Stored items
::::::::::
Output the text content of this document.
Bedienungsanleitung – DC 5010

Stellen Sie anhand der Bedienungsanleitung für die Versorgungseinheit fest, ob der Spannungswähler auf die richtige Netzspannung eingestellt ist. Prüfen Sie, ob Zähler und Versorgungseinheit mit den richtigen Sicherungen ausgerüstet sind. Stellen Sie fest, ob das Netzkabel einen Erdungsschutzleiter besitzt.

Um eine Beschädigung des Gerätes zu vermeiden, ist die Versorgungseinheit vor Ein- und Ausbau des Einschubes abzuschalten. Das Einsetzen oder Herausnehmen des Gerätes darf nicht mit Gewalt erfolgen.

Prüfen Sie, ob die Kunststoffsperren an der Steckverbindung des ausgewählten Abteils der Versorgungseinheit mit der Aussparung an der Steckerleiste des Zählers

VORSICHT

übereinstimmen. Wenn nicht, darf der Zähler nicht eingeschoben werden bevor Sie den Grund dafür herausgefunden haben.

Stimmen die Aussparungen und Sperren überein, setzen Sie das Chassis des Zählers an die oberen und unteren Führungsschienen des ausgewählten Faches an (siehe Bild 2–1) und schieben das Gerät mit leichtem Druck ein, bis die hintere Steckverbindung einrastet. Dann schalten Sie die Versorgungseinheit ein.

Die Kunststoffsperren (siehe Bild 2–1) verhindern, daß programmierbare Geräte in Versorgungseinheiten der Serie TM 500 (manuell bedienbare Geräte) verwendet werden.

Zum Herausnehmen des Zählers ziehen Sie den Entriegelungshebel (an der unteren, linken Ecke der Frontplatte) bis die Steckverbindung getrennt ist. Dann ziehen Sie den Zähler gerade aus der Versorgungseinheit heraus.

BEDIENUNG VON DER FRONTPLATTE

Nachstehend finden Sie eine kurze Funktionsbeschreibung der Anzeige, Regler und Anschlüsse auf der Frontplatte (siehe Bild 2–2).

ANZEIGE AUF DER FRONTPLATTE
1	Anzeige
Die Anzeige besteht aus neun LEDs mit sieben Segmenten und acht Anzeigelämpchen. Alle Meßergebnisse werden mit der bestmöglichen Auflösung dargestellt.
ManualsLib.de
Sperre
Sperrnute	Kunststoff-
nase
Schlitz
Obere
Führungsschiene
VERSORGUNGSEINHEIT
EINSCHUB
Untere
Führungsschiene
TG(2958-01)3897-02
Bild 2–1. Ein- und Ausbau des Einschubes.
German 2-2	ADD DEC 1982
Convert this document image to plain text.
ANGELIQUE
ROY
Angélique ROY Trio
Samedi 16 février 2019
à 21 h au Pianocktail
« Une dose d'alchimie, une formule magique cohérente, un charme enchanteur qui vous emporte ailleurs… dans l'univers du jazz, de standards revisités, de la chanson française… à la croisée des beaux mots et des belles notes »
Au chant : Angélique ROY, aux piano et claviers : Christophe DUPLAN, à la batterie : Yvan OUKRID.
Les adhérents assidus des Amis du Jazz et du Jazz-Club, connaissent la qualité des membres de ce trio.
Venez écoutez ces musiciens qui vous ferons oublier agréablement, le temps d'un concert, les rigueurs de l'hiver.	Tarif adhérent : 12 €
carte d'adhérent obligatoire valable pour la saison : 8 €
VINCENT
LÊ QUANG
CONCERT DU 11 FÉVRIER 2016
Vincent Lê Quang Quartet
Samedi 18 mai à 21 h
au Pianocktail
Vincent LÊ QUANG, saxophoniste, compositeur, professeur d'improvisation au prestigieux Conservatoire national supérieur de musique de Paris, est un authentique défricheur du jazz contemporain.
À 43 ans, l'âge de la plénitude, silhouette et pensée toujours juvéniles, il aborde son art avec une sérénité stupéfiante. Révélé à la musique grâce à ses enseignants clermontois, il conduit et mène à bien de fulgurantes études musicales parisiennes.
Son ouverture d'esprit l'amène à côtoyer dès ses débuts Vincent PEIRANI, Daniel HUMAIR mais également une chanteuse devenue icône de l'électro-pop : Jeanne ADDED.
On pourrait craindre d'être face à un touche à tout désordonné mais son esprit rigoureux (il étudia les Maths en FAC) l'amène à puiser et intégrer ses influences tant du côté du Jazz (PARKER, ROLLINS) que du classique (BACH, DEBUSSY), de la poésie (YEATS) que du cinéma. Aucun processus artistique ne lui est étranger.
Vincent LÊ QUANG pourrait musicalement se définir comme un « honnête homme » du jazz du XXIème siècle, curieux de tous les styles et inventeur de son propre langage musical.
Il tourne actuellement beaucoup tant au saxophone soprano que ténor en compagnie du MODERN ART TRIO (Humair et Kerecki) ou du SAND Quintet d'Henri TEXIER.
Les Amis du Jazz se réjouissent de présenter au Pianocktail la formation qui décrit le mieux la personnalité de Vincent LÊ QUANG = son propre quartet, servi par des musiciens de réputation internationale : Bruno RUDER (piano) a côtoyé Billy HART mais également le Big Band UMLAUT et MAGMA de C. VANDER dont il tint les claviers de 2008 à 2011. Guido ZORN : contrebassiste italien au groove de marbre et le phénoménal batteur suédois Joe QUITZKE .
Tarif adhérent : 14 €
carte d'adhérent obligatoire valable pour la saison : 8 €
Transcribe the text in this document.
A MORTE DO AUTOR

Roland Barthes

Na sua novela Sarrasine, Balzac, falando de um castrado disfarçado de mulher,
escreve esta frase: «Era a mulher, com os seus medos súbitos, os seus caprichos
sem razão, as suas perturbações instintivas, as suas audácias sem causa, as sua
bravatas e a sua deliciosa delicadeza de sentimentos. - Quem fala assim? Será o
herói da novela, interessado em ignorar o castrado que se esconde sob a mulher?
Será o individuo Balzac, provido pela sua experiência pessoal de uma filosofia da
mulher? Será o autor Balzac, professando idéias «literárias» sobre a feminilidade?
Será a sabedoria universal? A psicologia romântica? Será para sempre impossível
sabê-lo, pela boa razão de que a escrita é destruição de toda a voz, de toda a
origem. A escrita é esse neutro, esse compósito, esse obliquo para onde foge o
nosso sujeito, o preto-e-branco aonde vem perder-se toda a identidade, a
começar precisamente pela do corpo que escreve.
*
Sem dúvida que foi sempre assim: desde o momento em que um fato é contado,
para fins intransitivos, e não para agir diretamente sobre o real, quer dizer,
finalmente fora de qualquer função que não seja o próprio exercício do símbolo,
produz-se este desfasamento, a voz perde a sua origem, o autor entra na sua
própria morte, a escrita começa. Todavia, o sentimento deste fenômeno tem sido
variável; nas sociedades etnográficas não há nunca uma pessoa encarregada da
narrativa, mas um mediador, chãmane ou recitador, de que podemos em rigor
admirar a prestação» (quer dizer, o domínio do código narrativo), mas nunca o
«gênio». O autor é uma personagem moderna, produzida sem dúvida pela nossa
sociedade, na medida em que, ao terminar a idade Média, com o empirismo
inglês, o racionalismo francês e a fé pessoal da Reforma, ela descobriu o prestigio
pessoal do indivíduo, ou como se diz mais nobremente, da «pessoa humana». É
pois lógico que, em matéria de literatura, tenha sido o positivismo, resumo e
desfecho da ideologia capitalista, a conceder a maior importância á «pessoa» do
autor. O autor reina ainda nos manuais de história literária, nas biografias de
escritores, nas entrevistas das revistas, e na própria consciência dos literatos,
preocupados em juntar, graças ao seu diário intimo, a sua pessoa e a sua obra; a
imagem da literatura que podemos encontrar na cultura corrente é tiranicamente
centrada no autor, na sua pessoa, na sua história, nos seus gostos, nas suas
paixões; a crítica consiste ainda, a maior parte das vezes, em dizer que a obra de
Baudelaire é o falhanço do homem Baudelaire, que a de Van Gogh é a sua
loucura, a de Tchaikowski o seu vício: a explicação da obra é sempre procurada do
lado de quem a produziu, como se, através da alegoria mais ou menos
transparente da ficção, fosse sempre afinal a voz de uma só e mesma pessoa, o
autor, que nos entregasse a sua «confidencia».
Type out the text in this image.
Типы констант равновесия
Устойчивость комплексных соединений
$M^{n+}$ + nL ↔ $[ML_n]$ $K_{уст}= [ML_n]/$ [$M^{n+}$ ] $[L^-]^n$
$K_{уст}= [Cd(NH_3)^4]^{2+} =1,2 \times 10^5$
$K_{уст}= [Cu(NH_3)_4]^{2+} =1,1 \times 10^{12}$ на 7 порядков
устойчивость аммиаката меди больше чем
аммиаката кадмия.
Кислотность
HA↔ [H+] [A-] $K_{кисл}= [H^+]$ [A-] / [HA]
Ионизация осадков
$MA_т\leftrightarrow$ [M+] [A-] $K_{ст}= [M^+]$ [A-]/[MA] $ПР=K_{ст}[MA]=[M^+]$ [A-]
::::::::::
Each line from the one with "Type out the text in this image." through the last line of the records must be written out word for word. Include nothing else.

Type out the text in this image.
Типы констант равновесия
Устойчивость комплексных соединений
$M^{n+}$ + nL ↔ $[ML_n]$ $K_{уст}= [ML_n]/$ [$M^{n+}$ ] $[L^-]^n$
$K_{уст}= [Cd(NH_3)^4]^{2+} =1,2 \times 10^5$
$K_{уст}= [Cu(NH_3)_4]^{2+} =1,1 \times 10^{12}$ на 7 порядков
устойчивость аммиаката меди больше чем
аммиаката кадмия.
Кислотность
HA↔ [H+] [A-] $K_{кисл}= [H^+]$ [A-] / [HA]
Ионизация осадков
$MA_т\leftrightarrow$ [M+] [A-] $K_{ст}= [M^+]$ [A-]/[MA] $ПР=K_{ст}[MA]=[M^+]$ [A-]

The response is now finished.